§ Text block
Bottlerocket OS Administration
A comprehensive guide to managing Bottlerocket OS instances with AWS Systems Manager Session Manager, containerd, and essential administration tasks.
Quick Start
Prerequisites
- AWS CLI configured with appropriate IAM permissions
- Session Manager plugin installed
- Instance with SSMServiceRole and AmazonSSMManagedInstanceCore policy
- Bottlerocket instance with control container enabled
Essential Setup Commands
For instructions on installing the Session Manager plugin on your operating system, please refer to the official AWS documentation: Install the Session Manager plugin for the AWS CLI.
After installation, you can verify it and connect to an instance.
# Verify installation
session-manager-plugin
# Connect to instance
aws ssm start-session --target $INSTANCE_ID --region $REGION
Core Concepts
Container Architecture
- Control Container: Provides SSM access and API management (enabled by default)
- Admin Container: Privileged access for debugging (disabled by default)
- Host Containers: Out-of-band access to host OS with configurable privileges
- Workload Containers: Application containers managed by orchestrators
Security Model
- dm-verity: Read-only root filesystem with cryptographic integrity checking
- SELinux: Enforcing mode with process labels (container_t, control_t, super_t)
- Immutable OS: Updates via complete image replacement, not package managers
- Minimal Attack Surface: No SSH, shell, or package manager by default
AWS SSM Session Manager
Basic Connection
# Connect to instance via SSM
aws ssm start-session --target i-1234567890abcdef0 --region us-west-2
# Connect with specific profile
aws ssm start-session --target $INSTANCE_ID --region $REGION --profile myprofile
# List managed instances
aws ssm describe-instance-information --region us-west-2
Setting Up SSM Access
1. Create IAM Service Role
# Create trust policy
cat <<EOF > ssmservice-trust.json
{
"Version": "2012-10-17",
"Statement": {
"Effect": "Allow",
"Principal": {
"Service": "ssm.amazonaws.com"
},
"Action": "sts:AssumeRole"
}
}
EOF
# Create the role
aws iam create-role \
--role-name SSMServiceRole \
--assume-role-policy-document file://ssmservice-trust.json
# Attach SSM policy
aws iam attach-role-policy \
--role-name SSMServiceRole \
--policy-arn arn:aws:iam::aws:policy/AmazonSSMManagedInstanceCore
2. Configure Control Container
# Create SSM activation
export SSM_ACTIVATION="$(aws ssm create-activation \
--iam-role SSMServiceRole \
--registration-limit 100 \
--region us-west-2 \
--output json)"
# Extract activation details
SSM_ACTIVATION_ID="$(jq -r '.ActivationId' <<< ${SSM_ACTIVATION})"
SSM_ACTIVATION_CODE="$(jq -r '.ActivationCode' <<< ${SSM_ACTIVATION})"
# Create user data for control container
CONTROL_USER_DATA="$(echo '{"ssm":{"activation-id":"'${SSM_ACTIVATION_ID}'","activation-code":"'${SSM_ACTIVATION_CODE}'","region":"us-west-2"}}' | base64 -w0)"

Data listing
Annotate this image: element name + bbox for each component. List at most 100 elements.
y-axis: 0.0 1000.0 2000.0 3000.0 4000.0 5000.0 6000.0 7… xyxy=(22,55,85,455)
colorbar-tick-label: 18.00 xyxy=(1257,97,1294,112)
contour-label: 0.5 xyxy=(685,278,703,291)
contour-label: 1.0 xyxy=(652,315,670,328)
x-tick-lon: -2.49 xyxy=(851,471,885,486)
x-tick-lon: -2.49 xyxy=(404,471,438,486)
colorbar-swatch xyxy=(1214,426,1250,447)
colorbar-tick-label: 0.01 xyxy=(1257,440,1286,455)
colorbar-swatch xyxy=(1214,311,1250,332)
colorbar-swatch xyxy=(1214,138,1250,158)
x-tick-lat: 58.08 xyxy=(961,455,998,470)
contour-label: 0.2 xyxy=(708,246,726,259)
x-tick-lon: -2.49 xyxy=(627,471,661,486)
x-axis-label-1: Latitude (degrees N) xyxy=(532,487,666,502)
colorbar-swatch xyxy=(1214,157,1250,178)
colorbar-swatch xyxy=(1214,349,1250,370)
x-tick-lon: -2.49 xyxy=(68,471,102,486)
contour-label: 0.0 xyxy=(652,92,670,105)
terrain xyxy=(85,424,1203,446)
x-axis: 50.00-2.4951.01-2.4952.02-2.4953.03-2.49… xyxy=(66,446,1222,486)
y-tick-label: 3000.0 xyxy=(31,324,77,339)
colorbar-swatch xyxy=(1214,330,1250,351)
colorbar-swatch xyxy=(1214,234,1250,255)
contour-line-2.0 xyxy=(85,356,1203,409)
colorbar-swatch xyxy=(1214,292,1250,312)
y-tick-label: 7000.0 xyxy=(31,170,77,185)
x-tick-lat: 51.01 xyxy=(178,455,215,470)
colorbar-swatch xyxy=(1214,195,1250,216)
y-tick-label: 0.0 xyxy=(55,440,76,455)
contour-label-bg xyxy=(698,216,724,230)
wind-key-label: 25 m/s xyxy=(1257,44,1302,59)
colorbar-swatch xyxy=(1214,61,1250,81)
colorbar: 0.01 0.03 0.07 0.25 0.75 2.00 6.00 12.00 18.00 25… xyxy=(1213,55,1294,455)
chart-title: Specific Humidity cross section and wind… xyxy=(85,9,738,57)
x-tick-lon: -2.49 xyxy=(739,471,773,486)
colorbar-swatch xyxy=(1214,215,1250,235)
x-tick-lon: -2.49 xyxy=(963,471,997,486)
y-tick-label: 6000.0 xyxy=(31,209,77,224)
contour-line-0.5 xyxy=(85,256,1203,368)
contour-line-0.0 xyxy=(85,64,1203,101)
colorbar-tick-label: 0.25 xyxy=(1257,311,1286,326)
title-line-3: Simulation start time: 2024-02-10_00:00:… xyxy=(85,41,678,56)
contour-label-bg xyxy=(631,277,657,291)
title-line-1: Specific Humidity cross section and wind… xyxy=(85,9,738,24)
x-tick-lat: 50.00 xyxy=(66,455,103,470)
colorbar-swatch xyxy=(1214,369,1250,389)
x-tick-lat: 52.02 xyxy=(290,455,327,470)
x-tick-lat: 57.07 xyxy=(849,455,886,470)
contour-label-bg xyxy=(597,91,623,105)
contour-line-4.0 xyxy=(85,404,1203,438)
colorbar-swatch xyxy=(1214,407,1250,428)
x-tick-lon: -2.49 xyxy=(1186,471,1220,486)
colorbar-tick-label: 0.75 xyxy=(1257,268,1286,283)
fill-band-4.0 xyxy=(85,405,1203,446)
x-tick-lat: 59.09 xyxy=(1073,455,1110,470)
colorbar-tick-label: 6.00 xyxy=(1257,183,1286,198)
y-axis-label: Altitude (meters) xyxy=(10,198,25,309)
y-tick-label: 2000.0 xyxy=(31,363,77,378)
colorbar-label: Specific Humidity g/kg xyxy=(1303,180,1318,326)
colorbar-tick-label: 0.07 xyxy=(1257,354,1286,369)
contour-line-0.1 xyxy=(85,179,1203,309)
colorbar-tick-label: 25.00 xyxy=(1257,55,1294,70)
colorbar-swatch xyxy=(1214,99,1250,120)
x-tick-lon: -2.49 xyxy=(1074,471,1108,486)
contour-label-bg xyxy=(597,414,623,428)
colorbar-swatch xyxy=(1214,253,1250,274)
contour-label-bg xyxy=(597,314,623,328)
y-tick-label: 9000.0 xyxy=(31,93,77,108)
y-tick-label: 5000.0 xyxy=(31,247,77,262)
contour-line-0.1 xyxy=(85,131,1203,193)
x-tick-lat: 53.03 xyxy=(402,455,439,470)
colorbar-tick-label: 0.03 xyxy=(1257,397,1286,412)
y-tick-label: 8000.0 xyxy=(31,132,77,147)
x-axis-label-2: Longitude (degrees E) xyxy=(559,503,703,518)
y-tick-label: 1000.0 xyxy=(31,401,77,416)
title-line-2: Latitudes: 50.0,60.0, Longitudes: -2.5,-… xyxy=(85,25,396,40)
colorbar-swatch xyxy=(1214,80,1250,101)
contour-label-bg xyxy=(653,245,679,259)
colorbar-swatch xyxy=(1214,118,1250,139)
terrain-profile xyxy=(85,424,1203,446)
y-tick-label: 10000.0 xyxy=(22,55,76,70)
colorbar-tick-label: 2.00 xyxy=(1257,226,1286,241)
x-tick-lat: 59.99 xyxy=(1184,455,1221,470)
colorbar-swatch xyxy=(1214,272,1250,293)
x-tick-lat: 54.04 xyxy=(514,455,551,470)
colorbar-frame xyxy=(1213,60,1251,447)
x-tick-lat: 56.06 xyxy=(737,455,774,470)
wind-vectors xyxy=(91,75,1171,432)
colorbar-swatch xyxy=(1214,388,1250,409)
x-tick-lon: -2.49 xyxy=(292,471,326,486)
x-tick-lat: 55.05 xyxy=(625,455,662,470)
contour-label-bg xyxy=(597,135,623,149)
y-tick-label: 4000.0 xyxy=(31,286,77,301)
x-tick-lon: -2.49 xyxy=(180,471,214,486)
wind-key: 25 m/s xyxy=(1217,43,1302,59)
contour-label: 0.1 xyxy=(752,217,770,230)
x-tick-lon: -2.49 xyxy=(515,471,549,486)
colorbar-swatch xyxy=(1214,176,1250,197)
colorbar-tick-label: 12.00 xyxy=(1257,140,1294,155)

§ Things to do
1. According to the Bottlerocket administration guide, is the admin container enabled or disabled by default?
2. Rewrite the stretch of rows from the start through the line containing "contour-line-2.0 xyxy=(85,356,1203,409)", swapping every "colorbar-swatch" for "legend-swatch" and changing nothing else.
The text and the rows were taken from unrelated sources.

§ Task solutions
1. The admin container is disabled by default.

2.
Annotate this image: element name + bbox for each component. List at most 100 elements.
y-axis: 0.0 1000.0 2000.0 3000.0 4000.0 5000.0 6000.0 7… xyxy=(22,55,85,455)
colorbar-tick-label: 18.00 xyxy=(1257,97,1294,112)
contour-label: 0.5 xyxy=(685,278,703,291)
contour-label: 1.0 xyxy=(652,315,670,328)
x-tick-lon: -2.49 xyxy=(851,471,885,486)
x-tick-lon: -2.49 xyxy=(404,471,438,486)
legend-swatch xyxy=(1214,426,1250,447)
colorbar-tick-label: 0.01 xyxy=(1257,440,1286,455)
legend-swatch xyxy=(1214,311,1250,332)
legend-swatch xyxy=(1214,138,1250,158)
x-tick-lat: 58.08 xyxy=(961,455,998,470)
contour-label: 0.2 xyxy=(708,246,726,259)
x-tick-lon: -2.49 xyxy=(627,471,661,486)
x-axis-label-1: Latitude (degrees N) xyxy=(532,487,666,502)
legend-swatch xyxy=(1214,157,1250,178)
legend-swatch xyxy=(1214,349,1250,370)
x-tick-lon: -2.49 xyxy=(68,471,102,486)
contour-label: 0.0 xyxy=(652,92,670,105)
terrain xyxy=(85,424,1203,446)
x-axis: 50.00-2.4951.01-2.4952.02-2.4953.03-2.49… xyxy=(66,446,1222,486)
y-tick-label: 3000.0 xyxy=(31,324,77,339)
legend-swatch xyxy=(1214,330,1250,351)
legend-swatch xyxy=(1214,234,1250,255)
contour-line-2.0 xyxy=(85,356,1203,409)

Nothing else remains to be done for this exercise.